Output every entry exactly as given.
** start of Data to process **
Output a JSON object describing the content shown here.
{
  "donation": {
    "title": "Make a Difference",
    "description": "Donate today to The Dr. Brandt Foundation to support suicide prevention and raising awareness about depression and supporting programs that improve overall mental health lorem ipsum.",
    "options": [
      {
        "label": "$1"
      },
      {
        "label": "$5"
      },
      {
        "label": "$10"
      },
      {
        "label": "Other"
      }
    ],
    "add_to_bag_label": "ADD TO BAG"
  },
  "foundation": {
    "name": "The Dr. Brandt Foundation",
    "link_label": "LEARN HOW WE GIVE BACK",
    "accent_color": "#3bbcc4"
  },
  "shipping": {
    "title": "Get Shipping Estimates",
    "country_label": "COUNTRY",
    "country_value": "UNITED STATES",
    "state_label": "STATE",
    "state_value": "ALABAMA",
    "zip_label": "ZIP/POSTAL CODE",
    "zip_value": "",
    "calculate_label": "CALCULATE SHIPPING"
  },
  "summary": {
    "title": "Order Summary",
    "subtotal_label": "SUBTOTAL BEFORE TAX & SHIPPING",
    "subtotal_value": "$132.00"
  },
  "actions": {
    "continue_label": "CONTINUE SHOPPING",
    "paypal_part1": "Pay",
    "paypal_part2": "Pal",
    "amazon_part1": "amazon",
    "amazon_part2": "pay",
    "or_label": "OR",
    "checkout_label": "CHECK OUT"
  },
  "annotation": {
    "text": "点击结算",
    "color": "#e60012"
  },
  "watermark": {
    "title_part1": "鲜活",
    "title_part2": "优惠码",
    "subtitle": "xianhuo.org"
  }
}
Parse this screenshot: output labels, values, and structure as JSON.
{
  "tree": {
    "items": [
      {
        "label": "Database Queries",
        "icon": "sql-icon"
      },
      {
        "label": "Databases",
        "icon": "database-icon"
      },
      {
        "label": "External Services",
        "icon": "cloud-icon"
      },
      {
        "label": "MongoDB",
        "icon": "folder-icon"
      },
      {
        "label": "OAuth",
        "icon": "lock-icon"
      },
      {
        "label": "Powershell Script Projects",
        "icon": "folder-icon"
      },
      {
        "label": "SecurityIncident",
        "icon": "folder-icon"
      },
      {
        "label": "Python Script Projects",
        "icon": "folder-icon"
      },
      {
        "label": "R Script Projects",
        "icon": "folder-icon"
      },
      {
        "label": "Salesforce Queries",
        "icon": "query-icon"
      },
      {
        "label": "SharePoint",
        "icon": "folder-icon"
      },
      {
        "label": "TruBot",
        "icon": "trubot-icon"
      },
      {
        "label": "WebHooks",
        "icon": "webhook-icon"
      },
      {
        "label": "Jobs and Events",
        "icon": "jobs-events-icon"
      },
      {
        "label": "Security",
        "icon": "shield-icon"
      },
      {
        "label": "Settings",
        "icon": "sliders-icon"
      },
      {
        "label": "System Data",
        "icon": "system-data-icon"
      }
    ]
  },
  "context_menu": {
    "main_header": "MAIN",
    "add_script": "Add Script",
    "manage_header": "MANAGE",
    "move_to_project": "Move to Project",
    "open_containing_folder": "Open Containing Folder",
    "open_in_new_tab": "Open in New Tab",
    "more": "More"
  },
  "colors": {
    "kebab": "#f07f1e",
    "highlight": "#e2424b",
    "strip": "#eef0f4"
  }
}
** end of Data to process **
**Task response:**
Output a JSON object describing the content shown here.
{
  "donation": {
    "title": "Make a Difference",
    "description": "Donate today to The Dr. Brandt Foundation to support suicide prevention and raising awareness about depression and supporting programs that improve overall mental health lorem ipsum.",
    "options": [
      {
        "label": "$1"
      },
      {
        "label": "$5"
      },
      {
        "label": "$10"
      },
      {
        "label": "Other"
      }
    ],
    "add_to_bag_label": "ADD TO BAG"
  },
  "foundation": {
    "name": "The Dr. Brandt Foundation",
    "link_label": "LEARN HOW WE GIVE BACK",
    "accent_color": "#3bbcc4"
  },
  "shipping": {
    "title": "Get Shipping Estimates",
    "country_label": "COUNTRY",
    "country_value": "UNITED STATES",
    "state_label": "STATE",
    "state_value": "ALABAMA",
    "zip_label": "ZIP/POSTAL CODE",
    "zip_value": "",
    "calculate_label": "CALCULATE SHIPPING"
  },
  "summary": {
    "title": "Order Summary",
    "subtotal_label": "SUBTOTAL BEFORE TAX & SHIPPING",
    "subtotal_value": "$132.00"
  },
  "actions": {
    "continue_label": "CONTINUE SHOPPING",
    "paypal_part1": "Pay",
    "paypal_part2": "Pal",
    "amazon_part1": "amazon",
    "amazon_part2": "pay",
    "or_label": "OR",
    "checkout_label": "CHECK OUT"
  },
  "annotation": {
    "text": "点击结算",
    "color": "#e60012"
  },
  "watermark": {
    "title_part1": "鲜活",
    "title_part2": "优惠码",
    "subtitle": "xianhuo.org"
  }
}
Parse this screenshot: output labels, values, and structure as JSON.
{
  "tree": {
    "items": [
      {
        "label": "Database Queries",
        "icon": "sql-icon"
      },
      {
        "label": "Databases",
        "icon": "database-icon"
      },
      {
        "label": "External Services",
        "icon": "cloud-icon"
      },
      {
        "label": "MongoDB",
        "icon": "folder-icon"
      },
      {
        "label": "OAuth",
        "icon": "lock-icon"
      },
      {
        "label": "Powershell Script Projects",
        "icon": "folder-icon"
      },
      {
        "label": "SecurityIncident",
        "icon": "folder-icon"
      },
      {
        "label": "Python Script Projects",
        "icon": "folder-icon"
      },
      {
        "label": "R Script Projects",
        "icon": "folder-icon"
      },
      {
        "label": "Salesforce Queries",
        "icon": "query-icon"
      },
      {
        "label": "SharePoint",
        "icon": "folder-icon"
      },
      {
        "label": "TruBot",
        "icon": "trubot-icon"
      },
      {
        "label": "WebHooks",
        "icon": "webhook-icon"
      },
      {
        "label": "Jobs and Events",
        "icon": "jobs-events-icon"
      },
      {
        "label": "Security",
        "icon": "shield-icon"
      },
      {
        "label": "Settings",
        "icon": "sliders-icon"
      },
      {
        "label": "System Data",
        "icon": "system-data-icon"
      }
    ]
  },
  "context_menu": {
    "main_header": "MAIN",
    "add_script": "Add Script",
    "manage_header": "MANAGE",
    "move_to_project": "Move to Project",
    "open_containing_folder": "Open Containing Folder",
    "open_in_new_tab": "Open in New Tab",
    "more": "More"
  },
  "colors": {
    "kebab": "#f07f1e",
    "highlight": "#e2424b",
    "strip": "#eef0f4"
  }
}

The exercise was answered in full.